> PROBLEM
Report the number of lines that hold the string "DreamTimer". Leave out any other text.

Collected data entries
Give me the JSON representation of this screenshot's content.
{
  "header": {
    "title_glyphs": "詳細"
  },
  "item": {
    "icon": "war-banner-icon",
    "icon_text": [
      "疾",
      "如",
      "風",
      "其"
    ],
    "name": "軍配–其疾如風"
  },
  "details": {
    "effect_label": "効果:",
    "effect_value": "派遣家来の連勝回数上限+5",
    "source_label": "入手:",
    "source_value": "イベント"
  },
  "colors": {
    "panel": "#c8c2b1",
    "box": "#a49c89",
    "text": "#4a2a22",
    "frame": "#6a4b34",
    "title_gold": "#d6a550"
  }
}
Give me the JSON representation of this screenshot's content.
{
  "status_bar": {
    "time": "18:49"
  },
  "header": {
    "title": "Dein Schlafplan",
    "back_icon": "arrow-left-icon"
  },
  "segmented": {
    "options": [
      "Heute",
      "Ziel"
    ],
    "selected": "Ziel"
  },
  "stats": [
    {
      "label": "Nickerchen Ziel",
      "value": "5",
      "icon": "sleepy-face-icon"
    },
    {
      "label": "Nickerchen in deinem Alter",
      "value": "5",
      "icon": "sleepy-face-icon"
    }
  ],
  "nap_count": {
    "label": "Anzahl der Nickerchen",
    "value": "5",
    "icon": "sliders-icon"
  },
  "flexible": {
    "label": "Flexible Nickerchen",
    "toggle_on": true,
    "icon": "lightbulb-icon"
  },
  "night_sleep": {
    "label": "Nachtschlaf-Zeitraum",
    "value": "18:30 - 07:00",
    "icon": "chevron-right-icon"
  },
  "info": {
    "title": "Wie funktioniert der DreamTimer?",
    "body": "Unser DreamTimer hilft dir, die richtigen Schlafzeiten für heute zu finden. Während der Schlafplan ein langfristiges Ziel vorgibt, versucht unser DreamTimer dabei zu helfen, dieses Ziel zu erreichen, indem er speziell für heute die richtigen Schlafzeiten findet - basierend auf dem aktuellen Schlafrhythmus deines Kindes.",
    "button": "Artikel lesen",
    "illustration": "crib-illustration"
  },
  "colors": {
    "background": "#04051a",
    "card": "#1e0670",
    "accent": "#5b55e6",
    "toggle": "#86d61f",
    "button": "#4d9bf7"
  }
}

> FINISHED ANSWER
2